BEGIN Record list

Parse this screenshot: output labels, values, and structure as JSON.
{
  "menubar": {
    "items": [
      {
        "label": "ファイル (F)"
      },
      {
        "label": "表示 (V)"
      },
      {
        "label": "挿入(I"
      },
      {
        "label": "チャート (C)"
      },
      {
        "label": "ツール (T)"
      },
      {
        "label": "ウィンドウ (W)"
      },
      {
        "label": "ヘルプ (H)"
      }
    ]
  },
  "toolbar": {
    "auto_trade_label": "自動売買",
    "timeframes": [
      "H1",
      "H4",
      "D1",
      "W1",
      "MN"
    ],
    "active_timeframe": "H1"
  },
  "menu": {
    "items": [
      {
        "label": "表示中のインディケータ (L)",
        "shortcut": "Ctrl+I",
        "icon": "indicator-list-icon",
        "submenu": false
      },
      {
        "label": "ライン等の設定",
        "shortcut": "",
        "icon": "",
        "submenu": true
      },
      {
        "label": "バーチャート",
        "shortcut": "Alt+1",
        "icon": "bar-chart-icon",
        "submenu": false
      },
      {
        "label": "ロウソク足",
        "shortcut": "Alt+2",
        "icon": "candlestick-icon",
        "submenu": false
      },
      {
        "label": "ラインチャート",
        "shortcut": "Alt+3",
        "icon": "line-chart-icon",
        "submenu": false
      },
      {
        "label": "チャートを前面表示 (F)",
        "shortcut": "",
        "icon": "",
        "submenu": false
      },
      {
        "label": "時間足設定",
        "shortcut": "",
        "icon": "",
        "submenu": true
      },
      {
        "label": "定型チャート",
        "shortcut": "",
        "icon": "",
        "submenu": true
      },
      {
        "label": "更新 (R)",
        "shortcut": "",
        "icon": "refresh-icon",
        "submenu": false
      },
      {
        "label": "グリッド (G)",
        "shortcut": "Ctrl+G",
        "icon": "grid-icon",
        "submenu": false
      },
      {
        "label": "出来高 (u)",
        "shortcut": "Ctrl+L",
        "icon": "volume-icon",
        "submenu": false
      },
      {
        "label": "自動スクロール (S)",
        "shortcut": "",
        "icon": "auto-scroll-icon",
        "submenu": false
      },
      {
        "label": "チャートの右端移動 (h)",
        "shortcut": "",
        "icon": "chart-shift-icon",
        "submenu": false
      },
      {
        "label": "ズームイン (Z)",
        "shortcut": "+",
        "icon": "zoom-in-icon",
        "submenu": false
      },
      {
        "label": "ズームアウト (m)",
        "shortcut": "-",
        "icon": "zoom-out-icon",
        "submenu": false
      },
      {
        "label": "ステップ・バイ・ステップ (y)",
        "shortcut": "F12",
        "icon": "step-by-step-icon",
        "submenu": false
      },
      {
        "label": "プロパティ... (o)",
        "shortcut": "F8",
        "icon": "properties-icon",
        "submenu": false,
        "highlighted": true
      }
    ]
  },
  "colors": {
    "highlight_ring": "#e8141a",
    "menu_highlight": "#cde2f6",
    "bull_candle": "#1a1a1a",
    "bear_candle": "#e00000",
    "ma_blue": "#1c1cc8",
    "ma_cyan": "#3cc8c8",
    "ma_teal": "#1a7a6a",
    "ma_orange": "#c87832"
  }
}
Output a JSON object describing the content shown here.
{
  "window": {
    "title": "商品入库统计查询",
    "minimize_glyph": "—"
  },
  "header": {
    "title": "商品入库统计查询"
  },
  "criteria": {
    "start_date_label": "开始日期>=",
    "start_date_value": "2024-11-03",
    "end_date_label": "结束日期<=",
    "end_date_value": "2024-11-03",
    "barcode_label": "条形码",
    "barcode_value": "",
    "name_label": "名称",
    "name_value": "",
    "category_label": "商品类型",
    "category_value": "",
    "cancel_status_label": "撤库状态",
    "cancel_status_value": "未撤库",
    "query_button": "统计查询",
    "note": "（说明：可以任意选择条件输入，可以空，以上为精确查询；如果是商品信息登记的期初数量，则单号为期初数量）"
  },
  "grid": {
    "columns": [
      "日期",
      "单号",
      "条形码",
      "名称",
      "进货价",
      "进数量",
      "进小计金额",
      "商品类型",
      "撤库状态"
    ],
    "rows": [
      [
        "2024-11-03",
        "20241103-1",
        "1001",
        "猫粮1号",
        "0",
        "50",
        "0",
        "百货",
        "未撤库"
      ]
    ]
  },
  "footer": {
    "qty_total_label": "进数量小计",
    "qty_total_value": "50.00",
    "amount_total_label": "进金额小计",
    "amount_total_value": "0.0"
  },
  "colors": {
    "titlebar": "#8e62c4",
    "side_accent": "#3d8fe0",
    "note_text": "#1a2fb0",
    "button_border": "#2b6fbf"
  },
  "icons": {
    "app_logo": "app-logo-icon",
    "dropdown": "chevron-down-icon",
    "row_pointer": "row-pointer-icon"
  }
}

END Record list

(What this task involves) Find the line that contains "Output a JSON" in the listing above. Retype it and every line after it up to the last, exactly, and nothing else.

(Written response)
Output a JSON object describing the content shown here.
{
  "window": {
    "title": "商品入库统计查询",
    "minimize_glyph": "—"
  },
  "header": {
    "title": "商品入库统计查询"
  },
  "criteria": {
    "start_date_label": "开始日期>=",
    "start_date_value": "2024-11-03",
    "end_date_label": "结束日期<=",
    "end_date_value": "2024-11-03",
    "barcode_label": "条形码",
    "barcode_value": "",
    "name_label": "名称",
    "name_value": "",
    "category_label": "商品类型",
    "category_value": "",
    "cancel_status_label": "撤库状态",
    "cancel_status_value": "未撤库",
    "query_button": "统计查询",
    "note": "（说明：可以任意选择条件输入，可以空，以上为精确查询；如果是商品信息登记的期初数量，则单号为期初数量）"
  },
  "grid": {
    "columns": [
      "日期",
      "单号",
      "条形码",
      "名称",
      "进货价",
      "进数量",
      "进小计金额",
      "商品类型",
      "撤库状态"
    ],
    "rows": [
      [
        "2024-11-03",
        "20241103-1",
        "1001",
        "猫粮1号",
        "0",
        "50",
        "0",
        "百货",
        "未撤库"
      ]
    ]
  },
  "footer": {
    "qty_total_label": "进数量小计",
    "qty_total_value": "50.00",
    "amount_total_label": "进金额小计",
    "amount_total_value": "0.0"
  },
  "colors": {
    "titlebar": "#8e62c4",
    "side_accent": "#3d8fe0",
    "note_text": "#1a2fb0",
    "button_border": "#2b6fbf"
  },
  "icons": {
    "app_logo": "app-logo-icon",
    "dropdown": "chevron-down-icon",
    "row_pointer": "row-pointer-icon"
  }
}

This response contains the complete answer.